- Written instruction:
Pull out every line below that contains the word "如右图所示".

- Dataset items:
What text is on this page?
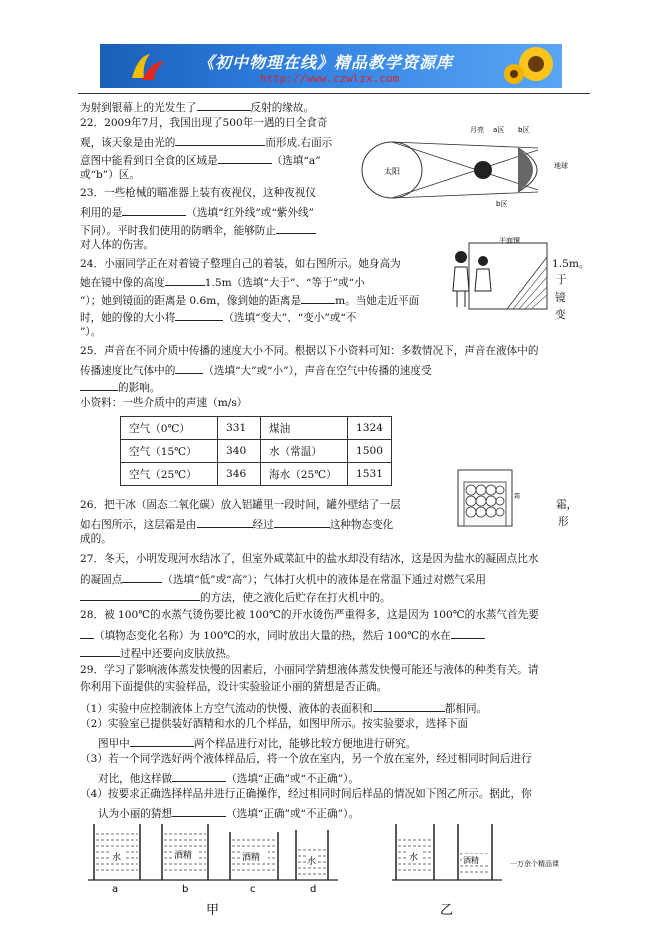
《初中物理在线》精品教学资源库
http://www.czwlzx.com
为射到银幕上的光发生了	反射的缘故。
22．2009年7月，我国出现了500年一遇的日全食奇
观，该天象是由光的	而形成.右面示
意图中能看到日全食的区域是	（选填“a”
或“b”）区。	太阳
月亮 a区 b区
b区
地球
23．一些枪械的瞄准器上装有夜视仪，这种夜视仪
利用的是	（选填“红外线”或“紫外线”
下同）。平时我们使用的防晒伞，能够防止
对人体的伤害。
24．小丽同学正在对着镜子整理自己的着装，如右图所示。她身高为	1.5m。
她在镜中像的高度	1.5m（选填“大于”、“等于”或“小	于
”）；她到镜面的距离是 0.6m，像到她的距离是	m。当她走近平面	镜
时，她的像的大小将	（选填“变大”、“变小”或“不	变
”）。
平面镜
25．声音在不同介质中传播的速度大小不同。根据以下小资料可知：多数情况下，声音在液体中的
传播速度比气体中的	（选填“大”或“小”），声音在空气中传播的速度受
的影响。
小资料：一些介质中的声速（m/s）
空气（0℃）	331	煤油	1324
空气（15℃）	340	水（常温）	1500
空气（25℃）	346	海水（25℃）	1531
26．把干冰（固态二氧化碳）放入铝罐里一段时间，罐外壁结了一层	霜，
如右图所示，这层霜是由	经过	这种物态变化	形
成的。
霜
27．冬天，小明发现河水结冰了，但室外咸菜缸中的盐水却没有结冰，这是因为盐水的凝固点比水
的凝固点	（选填“低”或“高”）；气体打火机中的液体是在常温下通过对燃气采用
的方法，使之液化后贮存在打火机中的。
28．被 100℃的水蒸气烫伤要比被 100℃的开水烫伤严重得多，这是因为 100℃的水蒸气首先要
（填物态变化名称）为 100℃的水，同时放出大量的热，然后 100℃的水在
过程中还要向皮肤放热。
29．学习了影响液体蒸发快慢的因素后，小丽同学猜想液体蒸发快慢可能还与液体的种类有关。请
你利用下面提供的实验样品，设计实验验证小丽的猜想是否正确。
（1）实验中应控制液体上方空气流动的快慢、液体的表面积和	都相同。
（2）实验室已提供装好酒精和水的几个样品，如图甲所示。按实验要求，选择下面
图甲中	两个样品进行对比，能够比较方便地进行研究。
（3）若一个同学选好两个液体样品后，将一个放在室内，另一个放在室外，经过相同时间后进行
对比，他这样做	（选填“正确”或“不正确”）。
（4）按要求正确选择样品并进行正确操作，经过相同时间后样品的情况如下图乙所示。据此，你
认为小丽的猜想	（选填“正确”或“不正确”）。
水	酒精	酒精	水
a	b	c	d
甲
水	酒精	一万余个精品课
乙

- Solution:
24．小丽同学正在对着镜子整理自己的着装，如右图所示。她身高为	1.5m。
如右图所示，这层霜是由	经过	这种物态变化	形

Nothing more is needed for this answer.